[start of Selected text]

Both versions agree that Pujol was brought to the UK in April 1942, interviewed by Desmond Bristow of MI6(V) who confirmed him as genuine, and was passed to Tomas Harris and Cyril Mills of B1a, who promptly named him GARBO. In either version, the importance of having MI6(V) personnel abroad to act for both MI5 and MI6 was clearly demonstrated. But the fact that we have two versions at such variance, both from prime sources, also makes it clear that personal recollection is sometimes insufficient evidence and recourse to documentary sources is often a better “official” confirmation of events. Of course, as any professional intelligence officer will know, what gets written for the file is sometimes not the whole story, and occasionally is not even the true story.

Around this time, according to Terry Crowdy’s “Deceiving Hitler” (Osprey Publishing, 2008), MI5 had “felt obliged to lease a number of officers and secretaries to SIS in order to help out [the] underfunded and understaffed Section V” because it was so important to B Division’s work (this might be when Brooman White transferred from MI5 to Section Vd, though he was mentioned as an MI5 officer in Liddell's Diaries in October 1942). At the same time (in April 1942), MI5’s Director Petrie made an attempt to have Section V transferred and amalgamated into his B Division, a move rejected by the head of MI6. [38]

MI6(V) had meanwhile continued to expand its representation in stations abroad. In mid-1941, Kenneth Benton, recruited to MI6 in 1937 and with service in Vienna prior to the war, [39] was given a MI6(V) posting in Madrid. [40] In December 1941 MI6(V) officer Major Rodney Dennys was posted to Cairo to establish what would become the main office for CE work in the Middle East. Dennys was given cover as a member of the Inter-Services Liaison Department (ISLD, an MI6 cover organization) and was located in the same building, but on a separate floor to the offices of SIME (Security Intelligence Middle East, which worked back to MI5). This made convenient the transportation of ISOS material and the meetings of the Thirty (XXX or 30) Committee, consisting of SIME, ISLD and A Force representatives.

[end of Selected text]

◆ Problem details:
Pick up the passage on MI6's Section V after its final sentence and carry it on in the same manner.

[start of Listed entries]

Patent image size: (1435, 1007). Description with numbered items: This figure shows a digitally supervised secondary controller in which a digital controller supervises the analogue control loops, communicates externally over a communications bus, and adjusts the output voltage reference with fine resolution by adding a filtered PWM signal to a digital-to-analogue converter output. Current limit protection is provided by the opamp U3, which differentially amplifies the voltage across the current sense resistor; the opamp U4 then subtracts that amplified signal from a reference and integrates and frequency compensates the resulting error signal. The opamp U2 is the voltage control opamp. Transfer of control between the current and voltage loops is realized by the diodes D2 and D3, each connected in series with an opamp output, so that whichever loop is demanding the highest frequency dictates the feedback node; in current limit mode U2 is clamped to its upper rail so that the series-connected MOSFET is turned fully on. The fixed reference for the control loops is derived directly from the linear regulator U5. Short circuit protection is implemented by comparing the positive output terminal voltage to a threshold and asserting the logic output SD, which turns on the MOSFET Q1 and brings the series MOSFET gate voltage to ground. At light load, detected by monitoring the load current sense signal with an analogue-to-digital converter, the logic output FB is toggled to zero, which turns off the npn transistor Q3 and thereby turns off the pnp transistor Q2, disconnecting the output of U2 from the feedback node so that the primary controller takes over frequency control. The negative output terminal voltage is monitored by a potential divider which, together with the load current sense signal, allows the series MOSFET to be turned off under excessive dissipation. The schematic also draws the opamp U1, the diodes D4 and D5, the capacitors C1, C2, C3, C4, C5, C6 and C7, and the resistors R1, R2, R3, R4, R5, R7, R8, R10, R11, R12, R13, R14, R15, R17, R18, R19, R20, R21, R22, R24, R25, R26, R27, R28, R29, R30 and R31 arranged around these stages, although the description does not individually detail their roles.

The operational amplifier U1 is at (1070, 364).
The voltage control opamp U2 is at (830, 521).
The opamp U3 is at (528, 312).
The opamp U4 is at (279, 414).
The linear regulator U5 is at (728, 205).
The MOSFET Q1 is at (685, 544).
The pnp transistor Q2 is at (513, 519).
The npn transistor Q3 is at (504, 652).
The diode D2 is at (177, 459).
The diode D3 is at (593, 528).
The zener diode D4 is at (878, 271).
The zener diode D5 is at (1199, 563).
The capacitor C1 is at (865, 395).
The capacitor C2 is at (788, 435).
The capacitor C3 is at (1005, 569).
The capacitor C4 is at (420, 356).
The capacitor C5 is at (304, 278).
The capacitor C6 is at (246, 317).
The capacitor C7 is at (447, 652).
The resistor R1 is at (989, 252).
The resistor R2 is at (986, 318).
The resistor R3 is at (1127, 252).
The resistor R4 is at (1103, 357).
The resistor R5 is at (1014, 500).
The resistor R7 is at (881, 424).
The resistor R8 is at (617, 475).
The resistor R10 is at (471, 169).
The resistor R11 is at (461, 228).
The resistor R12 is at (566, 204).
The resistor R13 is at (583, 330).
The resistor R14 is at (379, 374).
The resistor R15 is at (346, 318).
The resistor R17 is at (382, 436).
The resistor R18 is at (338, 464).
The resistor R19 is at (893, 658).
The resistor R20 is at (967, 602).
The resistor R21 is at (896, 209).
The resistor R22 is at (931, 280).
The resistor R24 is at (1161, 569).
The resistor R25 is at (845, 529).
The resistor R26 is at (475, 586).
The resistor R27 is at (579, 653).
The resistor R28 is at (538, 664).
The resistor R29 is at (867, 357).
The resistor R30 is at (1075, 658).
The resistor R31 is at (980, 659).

[end of Listed entries]

◆ Reply:
During this posting Dennys developed his relationship with his future wife, Elizabeth Greene, sister of Graham Greene, the author. She had joined MI6 in 1938, working at Bletchley Park (where she first met Dennys) before becoming secretary to Captain Cuthbert Bowlby, the MI6 Cairo Station Head. It was apparently Elizabeth who was responsible for introducing both Graham Greene and Malcolm Muggeridge to MI6. [41]

MI6(V) officers were posted to Algiers, Madrid and Gibraltar, as well as to exotic posts like Freetown and Laurenҫo Marques (Greene and Muggeridge, respectively). One officer, Nicholas Elliott, was sent to Istanbul in May 1942, travelling via Freetown (where he was met by Graham Greene), before moving on to Lagos, then Cairo, Jerusalem and Beirut before finishing his journey by train. Neutral Turkey was the base for German intelligence activity against the Middle East, and became an important area for monitoring the German Intelligence Services (GIS). ISOS provided a good overview of Abwehr operations from Turkey, but coverage of the SD was always spotty; fortunately, local agent coverage of SD officials and suspect agents helped to fill out the picture.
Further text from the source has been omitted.